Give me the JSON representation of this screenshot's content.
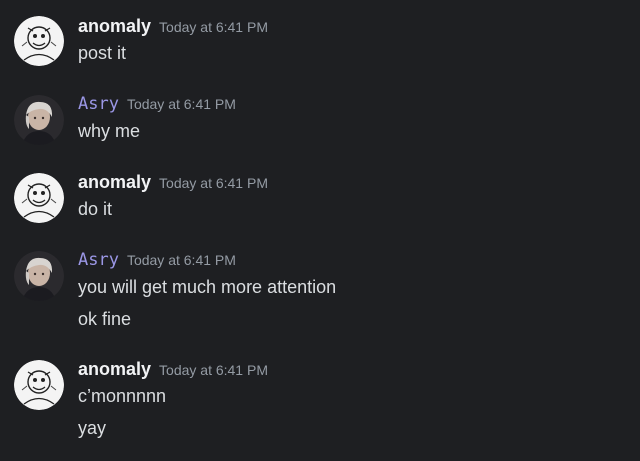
{
  "groups": [
    {
      "username": "anomaly",
      "timestamp": "Today at 6:41 PM",
      "lines": [
        "post it"
      ]
    },
    {
      "username": "Asry",
      "timestamp": "Today at 6:41 PM",
      "lines": [
        "why me"
      ]
    },
    {
      "username": "anomaly",
      "timestamp": "Today at 6:41 PM",
      "lines": [
        "do it"
      ]
    },
    {
      "username": "Asry",
      "timestamp": "Today at 6:41 PM",
      "lines": [
        "you will get much more attention",
        "ok fine"
      ]
    },
    {
      "username": "anomaly",
      "timestamp": "Today at 6:41 PM",
      "lines": [
        "c’monnnnn",
        "yay"
      ]
    }
  ],
  "colors": {
    "background": "#1e1f22",
    "username_default": "#f2f3f5",
    "username_asry": "#9b97e6",
    "timestamp": "#949ba4",
    "message_text": "#dbdee1"
  },
  "avatars": {
    "anomaly": "cartoon-sketch-avatar",
    "Asry": "photo-portrait-avatar"
  }
}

^^^^^^^^^^^^^^^^

» TASK STATEMENT: Restate the entire listing word for word, excluding pictures.

» PROBLEM SOLUTION:
Give me the JSON representation of this screenshot's content.
{
  "groups": [
    {
      "username": "anomaly",
      "timestamp": "Today at 6:41 PM",
      "lines": [
        "post it"
      ]
    },
    {
      "username": "Asry",
      "timestamp": "Today at 6:41 PM",
      "lines": [
        "why me"
      ]
    },
    {
      "username": "anomaly",
      "timestamp": "Today at 6:41 PM",
      "lines": [
        "do it"
      ]
    },
    {
      "username": "Asry",
      "timestamp": "Today at 6:41 PM",
      "lines": [
        "you will get much more attention",
        "ok fine"
      ]
    },
    {
      "username": "anomaly",
      "timestamp": "Today at 6:41 PM",
      "lines": [
        "c’monnnnn",
        "yay"
      ]
    }
  ],
  "colors": {
    "background": "#1e1f22",
    "username_default": "#f2f3f5",
    "username_asry": "#9b97e6",
    "timestamp": "#949ba4",
    "message_text": "#dbdee1"
  },
  "avatars": {
    "anomaly": "cartoon-sketch-avatar",
    "Asry": "photo-portrait-avatar"
  }
}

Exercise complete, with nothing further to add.